Leave out the pictures and transcribe everything else exactly.

▸ **Recorded data**:
** begin **
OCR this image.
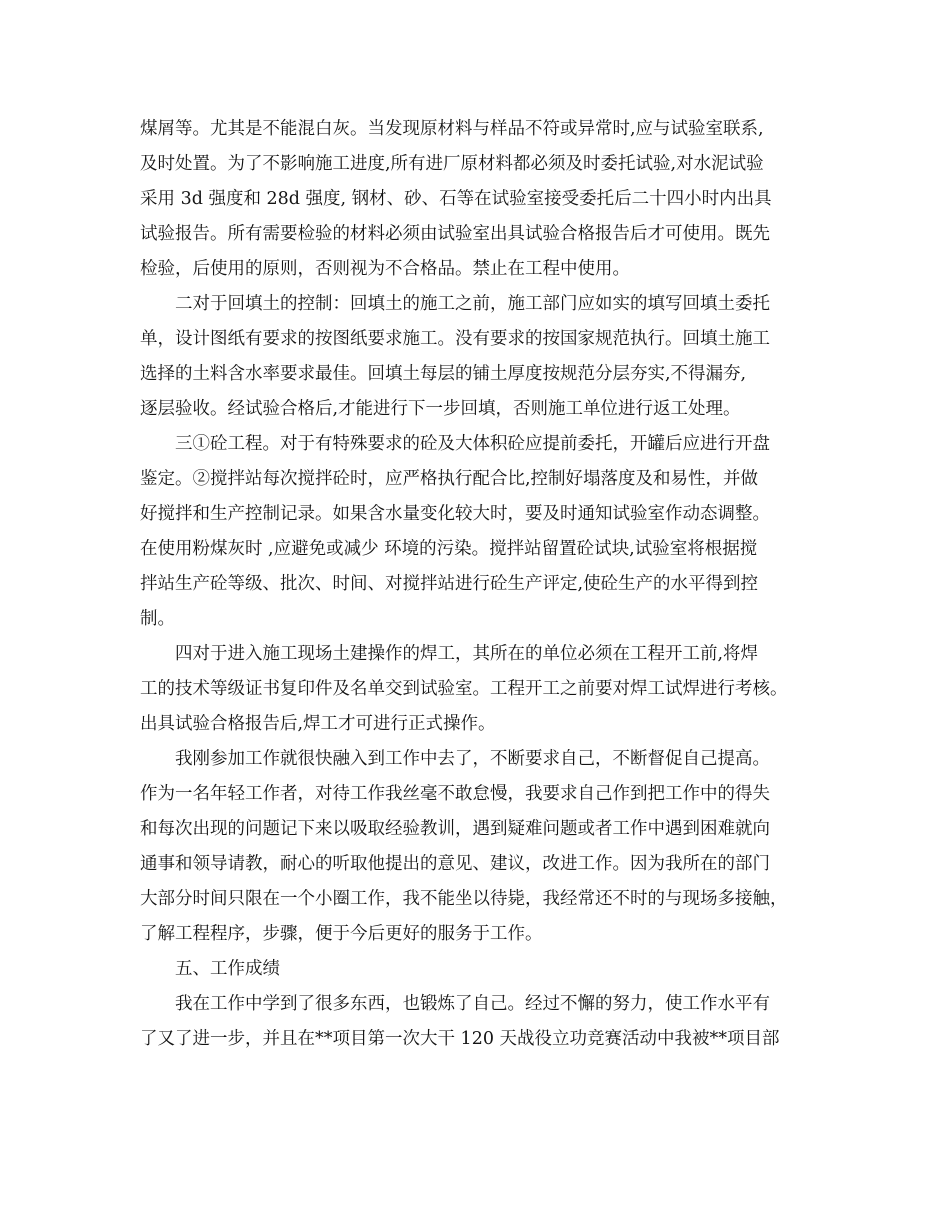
煤屑等。尤其是不能混白灰。当发现原材料与样品不符或异常时,应与试验室联系,
及时处置。为了不影响施工进度,所有进厂原材料都必须及时委托试验,对水泥试验
采用 3d 强度和 28d 强度, 钢材、砂、石等在试验室接受委托后二十四小时内出具
试验报告。所有需要检验的材料必须由试验室出具试验合格报告后才可使用。既先
检验，后使用的原则，否则视为不合格品。禁止在工程中使用。
二对于回填土的控制：回填土的施工之前，施工部门应如实的填写回填土委托
单，设计图纸有要求的按图纸要求施工。没有要求的按国家规范执行。回填土施工
选择的土料含水率要求最佳。回填土每层的铺土厚度按规范分层夯实,不得漏夯,
逐层验收。经试验合格后,才能进行下一步回填，否则施工单位进行返工处理。
三①砼工程。对于有特殊要求的砼及大体积砼应提前委托，开罐后应进行开盘
鉴定。②搅拌站每次搅拌砼时，应严格执行配合比,控制好塌落度及和易性，并做
好搅拌和生产控制记录。如果含水量变化较大时，要及时通知试验室作动态调整。
在使用粉煤灰时 ,应避免或减少 环境的污染。搅拌站留置砼试块,试验室将根据搅
拌站生产砼等级、批次、时间、对搅拌站进行砼生产评定,使砼生产的水平得到控
制。
四对于进入施工现场土建操作的焊工，其所在的单位必须在工程开工前,将焊
工的技术等级证书复印件及名单交到试验室。工程开工之前要对焊工试焊进行考核。
出具试验合格报告后,焊工才可进行正式操作。
我刚参加工作就很快融入到工作中去了，不断要求自己，不断督促自己提高。
作为一名年轻工作者，对待工作我丝毫不敢怠慢，我要求自己作到把工作中的得失
和每次出现的问题记下来以吸取经验教训，遇到疑难问题或者工作中遇到困难就向
通事和领导请教，耐心的听取他提出的意见、建议，改进工作。因为我所在的部门
大部分时间只限在一个小圈工作，我不能坐以待毙，我经常还不时的与现场多接触，
了解工程程序，步骤，便于今后更好的服务于工作。
五、工作成绩
我在工作中学到了很多东西，也锻炼了自己。经过不懈的努力，使工作水平有
了又了进一步，并且在**项目第一次大干 120 天战役立功竞赛活动中我被**项目部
** end **
▸ **The answer**:
OCR this image.
煤屑等。尤其是不能混白灰。当发现原材料与样品不符或异常时,应与试验室联系,
及时处置。为了不影响施工进度,所有进厂原材料都必须及时委托试验,对水泥试验
采用 3d 强度和 28d 强度, 钢材、砂、石等在试验室接受委托后二十四小时内出具
试验报告。所有需要检验的材料必须由试验室出具试验合格报告后才可使用。既先
检验，后使用的原则，否则视为不合格品。禁止在工程中使用。
二对于回填土的控制：回填土的施工之前，施工部门应如实的填写回填土委托
单，设计图纸有要求的按图纸要求施工。没有要求的按国家规范执行。回填土施工
选择的土料含水率要求最佳。回填土每层的铺土厚度按规范分层夯实,不得漏夯,
逐层验收。经试验合格后,才能进行下一步回填，否则施工单位进行返工处理。
三①砼工程。对于有特殊要求的砼及大体积砼应提前委托，开罐后应进行开盘
鉴定。②搅拌站每次搅拌砼时，应严格执行配合比,控制好塌落度及和易性，并做
好搅拌和生产控制记录。如果含水量变化较大时，要及时通知试验室作动态调整。
在使用粉煤灰时 ,应避免或减少 环境的污染。搅拌站留置砼试块,试验室将根据搅
拌站生产砼等级、批次、时间、对搅拌站进行砼生产评定,使砼生产的水平得到控
制。
四对于进入施工现场土建操作的焊工，其所在的单位必须在工程开工前,将焊
工的技术等级证书复印件及名单交到试验室。工程开工之前要对焊工试焊进行考核。
出具试验合格报告后,焊工才可进行正式操作。
我刚参加工作就很快融入到工作中去了，不断要求自己，不断督促自己提高。
作为一名年轻工作者，对待工作我丝毫不敢怠慢，我要求自己作到把工作中的得失
和每次出现的问题记下来以吸取经验教训，遇到疑难问题或者工作中遇到困难就向
通事和领导请教，耐心的听取他提出的意见、建议，改进工作。因为我所在的部门
大部分时间只限在一个小圈工作，我不能坐以待毙，我经常还不时的与现场多接触，
了解工程程序，步骤，便于今后更好的服务于工作。
五、工作成绩
我在工作中学到了很多东西，也锻炼了自己。经过不懈的努力，使工作水平有
了又了进一步，并且在**项目第一次大干 120 天战役立功竞赛活动中我被**项目部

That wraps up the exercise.